■ Material for this task ■
....................
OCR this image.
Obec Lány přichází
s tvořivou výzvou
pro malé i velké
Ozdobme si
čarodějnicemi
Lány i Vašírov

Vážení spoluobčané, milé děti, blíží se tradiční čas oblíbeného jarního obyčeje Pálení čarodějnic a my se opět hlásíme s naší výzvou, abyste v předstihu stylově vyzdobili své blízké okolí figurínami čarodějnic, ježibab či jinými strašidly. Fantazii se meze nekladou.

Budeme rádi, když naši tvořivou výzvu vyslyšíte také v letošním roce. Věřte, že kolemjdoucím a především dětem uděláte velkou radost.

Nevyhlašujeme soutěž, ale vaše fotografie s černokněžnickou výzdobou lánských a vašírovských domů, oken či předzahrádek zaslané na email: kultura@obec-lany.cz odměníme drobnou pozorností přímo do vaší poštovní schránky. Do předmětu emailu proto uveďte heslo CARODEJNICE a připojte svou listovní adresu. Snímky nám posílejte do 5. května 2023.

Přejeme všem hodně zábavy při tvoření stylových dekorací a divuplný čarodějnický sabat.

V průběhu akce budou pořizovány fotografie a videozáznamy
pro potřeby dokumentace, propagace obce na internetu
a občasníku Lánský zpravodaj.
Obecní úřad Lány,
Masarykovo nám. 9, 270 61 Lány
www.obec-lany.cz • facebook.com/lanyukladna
....................
■ Goal ■
Reproduce each record shown above without altering a single word.

■ Result of the task ■
OCR this image.
Obec Lány přichází
s tvořivou výzvou
pro malé i velké
Ozdobme si
čarodějnicemi
Lány i Vašírov

Vážení spoluobčané, milé děti, blíží se tradiční čas oblíbeného jarního obyčeje Pálení čarodějnic a my se opět hlásíme s naší výzvou, abyste v předstihu stylově vyzdobili své blízké okolí figurínami čarodějnic, ježibab či jinými strašidly. Fantazii se meze nekladou.

Budeme rádi, když naši tvořivou výzvu vyslyšíte také v letošním roce. Věřte, že kolemjdoucím a především dětem uděláte velkou radost.

Nevyhlašujeme soutěž, ale vaše fotografie s černokněžnickou výzdobou lánských a vašírovských domů, oken či předzahrádek zaslané na email: kultura@obec-lany.cz odměníme drobnou pozorností přímo do vaší poštovní schránky. Do předmětu emailu proto uveďte heslo CARODEJNICE a připojte svou listovní adresu. Snímky nám posílejte do 5. května 2023.

Přejeme všem hodně zábavy při tvoření stylových dekorací a divuplný čarodějnický sabat.

V průběhu akce budou pořizovány fotografie a videozáznamy
pro potřeby dokumentace, propagace obce na internetu
a občasníku Lánský zpravodaj.
Obecní úřad Lány,
Masarykovo nám. 9, 270 61 Lány
www.obec-lany.cz • facebook.com/lanyukladna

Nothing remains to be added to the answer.